● Texto de origem
########

Os lampejos do que fez de “Westworld” uma das séries mais marcantes da televisão perduram, porém, trazidos pelo elenco. Wood atua se utilizando de uma tensão que fica um milímetro abaixo de uma superfície segura, vibrando com a sensação de que ela esqueceu algo importante. Em outros lugares, Jeffrey Wright e Thandiwe Newton assumem o papel principal em suas histórias, auxiliados por (respectivamente) Aurora Perrineau e Aaron Paul. Ambos estão, à sua maneira, tentando salvar o mundo além dos portões de “Westworld”, que parece ambiguamente ameaçado. E Tessa Thompson, cuja malevolência corporativa evoluiu à medida que a série se desenvolvia, é infinitamente atraente, mesmo que suas cenas, como muito de “Westworld” ultimamente, pareçam extrair seu poder de uma vontade de ser enigmática.

########

● Trechos das linhas
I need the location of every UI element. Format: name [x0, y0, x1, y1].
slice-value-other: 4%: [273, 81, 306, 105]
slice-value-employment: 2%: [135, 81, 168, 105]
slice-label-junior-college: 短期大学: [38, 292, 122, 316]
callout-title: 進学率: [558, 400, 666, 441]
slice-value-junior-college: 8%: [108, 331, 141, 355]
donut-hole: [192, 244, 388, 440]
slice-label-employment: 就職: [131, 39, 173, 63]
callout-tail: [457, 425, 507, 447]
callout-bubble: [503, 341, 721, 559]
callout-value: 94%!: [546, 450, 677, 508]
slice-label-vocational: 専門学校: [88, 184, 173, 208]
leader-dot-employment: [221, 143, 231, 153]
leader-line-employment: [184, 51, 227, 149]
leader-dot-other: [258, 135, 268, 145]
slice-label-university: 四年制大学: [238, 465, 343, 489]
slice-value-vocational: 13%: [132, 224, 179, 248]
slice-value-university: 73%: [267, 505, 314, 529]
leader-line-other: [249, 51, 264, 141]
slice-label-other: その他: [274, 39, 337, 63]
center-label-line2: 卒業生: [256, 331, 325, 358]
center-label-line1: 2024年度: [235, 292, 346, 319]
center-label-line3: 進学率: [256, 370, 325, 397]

########

● Tarefas a fazer
1 > No texto sobre "Westworld", quem auxilia Jeffrey Wright e quem auxilia Thandiwe Newton?
2 > Retome o texto sobre "Westworld" logo depois da última frase e dê continuidade a ele.
Não é preciso usar as linhas.

● Respostas
1 > Aurora Perrineau auxilia Jeffrey Wright, e Aaron Paul auxilia Thandiwe Newton.

2 >
Momento a momento, “Westworld” ainda envolve e ainda aproveita um instinto fundamental para o que no futuro promete ser uma figura final impressionante. Seu flerte com os tropos de Americana – trazido a uma espécie de vida no vilão de Harris, uma figura invertida de John Wayne – permanece poderoso, assim como seu reconhecimento do desespero. Às vezes, o equilíbrio se perde: uma sequência em que uma poderosa esposa política foi levada ao ponto da loucura me prendeu apesar de seu uso um tanto aleatório na história, enquanto uma em que uma criança é aparentemente colocada em perigo com seu pai assistindo de forma impotente parece estar além do que um programa cujos objetivos narrativos estão tão à deriva pode suportar.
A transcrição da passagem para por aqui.